<<<<
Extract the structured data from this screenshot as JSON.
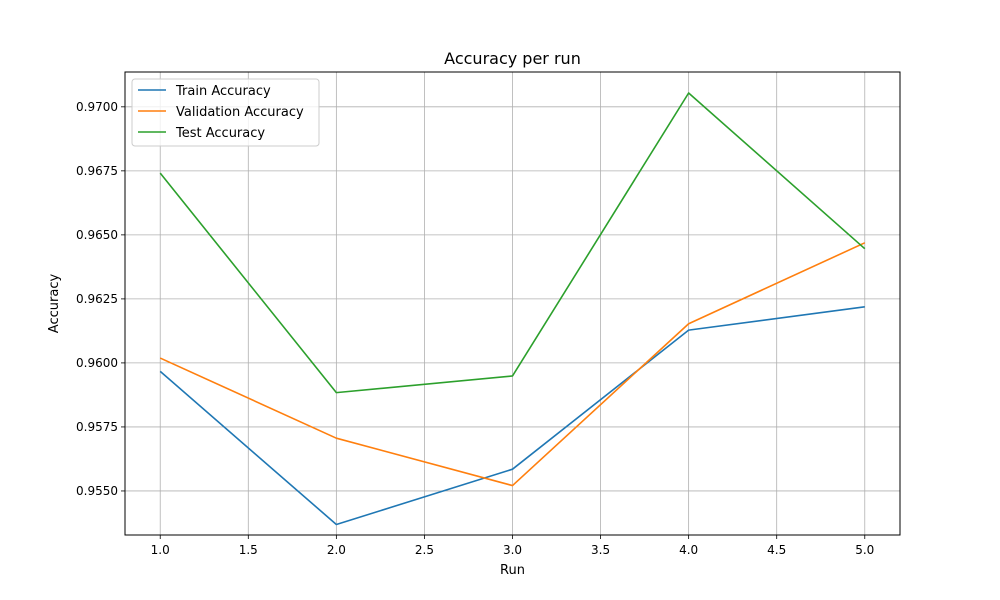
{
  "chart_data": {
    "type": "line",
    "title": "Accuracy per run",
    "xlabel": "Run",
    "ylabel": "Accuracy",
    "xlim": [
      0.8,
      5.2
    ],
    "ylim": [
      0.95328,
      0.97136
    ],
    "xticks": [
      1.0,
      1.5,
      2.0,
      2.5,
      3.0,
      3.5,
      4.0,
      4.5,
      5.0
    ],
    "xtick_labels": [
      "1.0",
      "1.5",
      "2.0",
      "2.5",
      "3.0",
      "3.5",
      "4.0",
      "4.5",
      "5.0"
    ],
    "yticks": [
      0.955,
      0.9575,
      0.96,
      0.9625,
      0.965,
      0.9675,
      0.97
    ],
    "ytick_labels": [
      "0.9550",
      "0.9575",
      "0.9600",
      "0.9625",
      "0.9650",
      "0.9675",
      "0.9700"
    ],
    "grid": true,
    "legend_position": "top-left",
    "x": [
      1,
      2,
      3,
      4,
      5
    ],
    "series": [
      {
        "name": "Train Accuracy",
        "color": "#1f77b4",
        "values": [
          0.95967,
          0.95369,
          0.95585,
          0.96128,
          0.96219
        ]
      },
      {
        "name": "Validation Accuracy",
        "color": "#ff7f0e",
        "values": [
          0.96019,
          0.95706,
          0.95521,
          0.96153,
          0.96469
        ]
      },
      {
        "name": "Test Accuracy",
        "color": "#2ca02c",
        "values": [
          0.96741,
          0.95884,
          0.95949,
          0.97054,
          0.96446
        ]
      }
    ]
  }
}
>>>>
### Task directions
Write the full listing out again with every line unchanged, but include no pictures.

### Written response
Extract the structured data from this screenshot as JSON.
{
  "chart_data": {
    "type": "line",
    "title": "Accuracy per run",
    "xlabel": "Run",
    "ylabel": "Accuracy",
    "xlim": [
      0.8,
      5.2
    ],
    "ylim": [
      0.95328,
      0.97136
    ],
    "xticks": [
      1.0,
      1.5,
      2.0,
      2.5,
      3.0,
      3.5,
      4.0,
      4.5,
      5.0
    ],
    "xtick_labels": [
      "1.0",
      "1.5",
      "2.0",
      "2.5",
      "3.0",
      "3.5",
      "4.0",
      "4.5",
      "5.0"
    ],
    "yticks": [
      0.955,
      0.9575,
      0.96,
      0.9625,
      0.965,
      0.9675,
      0.97
    ],
    "ytick_labels": [
      "0.9550",
      "0.9575",
      "0.9600",
      "0.9625",
      "0.9650",
      "0.9675",
      "0.9700"
    ],
    "grid": true,
    "legend_position": "top-left",
    "x": [
      1,
      2,
      3,
      4,
      5
    ],
    "series": [
      {
        "name": "Train Accuracy",
        "color": "#1f77b4",
        "values": [
          0.95967,
          0.95369,
          0.95585,
          0.96128,
          0.96219
        ]
      },
      {
        "name": "Validation Accuracy",
        "color": "#ff7f0e",
        "values": [
          0.96019,
          0.95706,
          0.95521,
          0.96153,
          0.96469
        ]
      },
      {
        "name": "Test Accuracy",
        "color": "#2ca02c",
        "values": [
          0.96741,
          0.95884,
          0.95949,
          0.97054,
          0.96446
        ]
      }
    ]
  }
}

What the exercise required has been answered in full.